What the exercise asks => Search the data for the word "юридическим" and copy every line where it occurs.

Dataset entries =>
· · · · · · ·
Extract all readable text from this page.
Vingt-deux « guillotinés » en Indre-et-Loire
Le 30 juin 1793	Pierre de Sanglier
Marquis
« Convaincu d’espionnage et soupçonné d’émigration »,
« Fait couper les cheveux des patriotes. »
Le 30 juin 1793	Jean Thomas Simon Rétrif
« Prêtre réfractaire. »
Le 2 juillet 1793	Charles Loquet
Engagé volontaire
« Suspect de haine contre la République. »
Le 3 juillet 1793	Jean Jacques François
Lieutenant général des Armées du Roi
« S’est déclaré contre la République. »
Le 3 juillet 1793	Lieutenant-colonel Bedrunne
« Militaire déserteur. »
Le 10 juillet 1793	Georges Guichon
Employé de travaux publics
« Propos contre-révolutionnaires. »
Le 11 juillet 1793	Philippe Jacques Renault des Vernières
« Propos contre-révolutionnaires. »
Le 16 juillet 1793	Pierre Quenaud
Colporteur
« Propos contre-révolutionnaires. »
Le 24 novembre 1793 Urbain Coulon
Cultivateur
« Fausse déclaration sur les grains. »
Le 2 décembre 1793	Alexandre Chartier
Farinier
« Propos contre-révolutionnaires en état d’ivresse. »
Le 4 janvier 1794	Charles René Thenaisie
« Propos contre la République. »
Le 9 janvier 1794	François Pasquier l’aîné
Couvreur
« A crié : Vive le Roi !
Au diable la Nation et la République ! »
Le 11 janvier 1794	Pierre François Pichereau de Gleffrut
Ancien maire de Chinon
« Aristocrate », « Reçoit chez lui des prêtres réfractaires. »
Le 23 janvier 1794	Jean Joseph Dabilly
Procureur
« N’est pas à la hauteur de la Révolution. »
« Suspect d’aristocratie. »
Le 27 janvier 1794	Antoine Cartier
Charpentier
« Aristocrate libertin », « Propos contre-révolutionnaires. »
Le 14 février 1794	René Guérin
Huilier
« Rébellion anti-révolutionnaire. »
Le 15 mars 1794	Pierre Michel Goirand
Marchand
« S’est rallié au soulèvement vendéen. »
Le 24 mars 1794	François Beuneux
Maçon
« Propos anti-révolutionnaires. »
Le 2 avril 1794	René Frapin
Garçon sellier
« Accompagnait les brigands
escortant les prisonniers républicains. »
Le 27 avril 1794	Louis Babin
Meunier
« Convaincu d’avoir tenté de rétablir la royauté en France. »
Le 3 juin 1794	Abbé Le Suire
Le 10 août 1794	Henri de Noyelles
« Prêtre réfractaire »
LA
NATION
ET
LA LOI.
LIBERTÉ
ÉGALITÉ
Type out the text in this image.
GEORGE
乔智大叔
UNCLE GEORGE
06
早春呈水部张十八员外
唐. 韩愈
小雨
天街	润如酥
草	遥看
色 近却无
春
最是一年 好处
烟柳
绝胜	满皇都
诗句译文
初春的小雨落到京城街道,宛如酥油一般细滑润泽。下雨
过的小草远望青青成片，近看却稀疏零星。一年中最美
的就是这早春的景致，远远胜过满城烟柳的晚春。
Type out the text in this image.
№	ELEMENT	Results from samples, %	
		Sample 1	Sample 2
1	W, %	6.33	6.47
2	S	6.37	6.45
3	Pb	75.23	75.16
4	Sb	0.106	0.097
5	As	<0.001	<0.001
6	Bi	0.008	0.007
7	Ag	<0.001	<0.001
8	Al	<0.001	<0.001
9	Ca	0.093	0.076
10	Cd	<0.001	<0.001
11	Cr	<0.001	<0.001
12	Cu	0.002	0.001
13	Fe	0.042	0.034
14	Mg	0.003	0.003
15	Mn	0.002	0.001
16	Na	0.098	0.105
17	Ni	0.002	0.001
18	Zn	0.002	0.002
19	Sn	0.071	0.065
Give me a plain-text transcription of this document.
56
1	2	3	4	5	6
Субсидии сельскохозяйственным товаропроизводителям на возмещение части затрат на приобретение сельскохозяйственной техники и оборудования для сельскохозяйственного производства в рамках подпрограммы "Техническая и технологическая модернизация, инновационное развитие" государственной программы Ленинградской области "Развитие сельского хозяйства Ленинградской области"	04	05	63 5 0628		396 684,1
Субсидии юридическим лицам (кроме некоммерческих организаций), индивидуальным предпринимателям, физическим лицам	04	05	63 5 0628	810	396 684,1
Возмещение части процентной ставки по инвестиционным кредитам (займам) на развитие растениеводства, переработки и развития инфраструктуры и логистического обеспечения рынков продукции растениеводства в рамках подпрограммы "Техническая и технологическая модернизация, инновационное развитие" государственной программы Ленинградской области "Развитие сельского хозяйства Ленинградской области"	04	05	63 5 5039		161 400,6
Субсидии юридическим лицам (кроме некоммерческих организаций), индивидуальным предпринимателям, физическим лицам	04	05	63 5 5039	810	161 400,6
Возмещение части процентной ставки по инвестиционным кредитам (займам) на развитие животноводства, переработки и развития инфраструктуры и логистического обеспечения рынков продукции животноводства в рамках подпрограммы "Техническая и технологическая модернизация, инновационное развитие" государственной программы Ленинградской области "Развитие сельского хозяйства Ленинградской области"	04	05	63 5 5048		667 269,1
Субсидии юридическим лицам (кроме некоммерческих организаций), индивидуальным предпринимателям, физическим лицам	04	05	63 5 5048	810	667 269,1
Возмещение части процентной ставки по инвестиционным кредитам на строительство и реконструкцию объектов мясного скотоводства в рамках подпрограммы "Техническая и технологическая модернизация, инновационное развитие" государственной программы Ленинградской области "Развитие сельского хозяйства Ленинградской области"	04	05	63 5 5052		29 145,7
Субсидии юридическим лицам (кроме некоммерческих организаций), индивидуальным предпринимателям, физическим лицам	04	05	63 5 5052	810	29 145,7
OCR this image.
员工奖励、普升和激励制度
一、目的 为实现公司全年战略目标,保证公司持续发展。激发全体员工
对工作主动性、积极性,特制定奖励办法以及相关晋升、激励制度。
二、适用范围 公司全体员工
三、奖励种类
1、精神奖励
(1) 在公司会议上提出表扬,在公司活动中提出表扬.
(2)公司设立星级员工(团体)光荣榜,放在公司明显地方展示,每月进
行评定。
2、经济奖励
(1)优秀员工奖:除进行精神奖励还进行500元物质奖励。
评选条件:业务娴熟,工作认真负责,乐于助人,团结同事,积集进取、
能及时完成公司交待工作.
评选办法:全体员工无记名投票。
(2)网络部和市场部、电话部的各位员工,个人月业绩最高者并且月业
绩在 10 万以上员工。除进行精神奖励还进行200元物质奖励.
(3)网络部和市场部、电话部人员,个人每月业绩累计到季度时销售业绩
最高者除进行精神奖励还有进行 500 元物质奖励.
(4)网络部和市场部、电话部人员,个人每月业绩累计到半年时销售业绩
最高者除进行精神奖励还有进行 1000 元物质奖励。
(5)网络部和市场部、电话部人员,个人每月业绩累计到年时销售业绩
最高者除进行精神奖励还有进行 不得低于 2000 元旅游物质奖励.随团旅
· · · · · · ·
Complete output =>
Субсидии юридическим лицам (кроме некоммерческих организаций), индивидуальным предпринимателям, физическим лицам	04	05	63 5 0628	810	396 684,1
Субсидии юридическим лицам (кроме некоммерческих организаций), индивидуальным предпринимателям, физическим лицам	04	05	63 5 5039	810	161 400,6
Субсидии юридическим лицам (кроме некоммерческих организаций), индивидуальным предпринимателям, физическим лицам	04	05	63 5 5048	810	667 269,1
Субсидии юридическим лицам (кроме некоммерческих организаций), индивидуальным предпринимателям, физическим лицам	04	05	63 5 5052	810	29 145,7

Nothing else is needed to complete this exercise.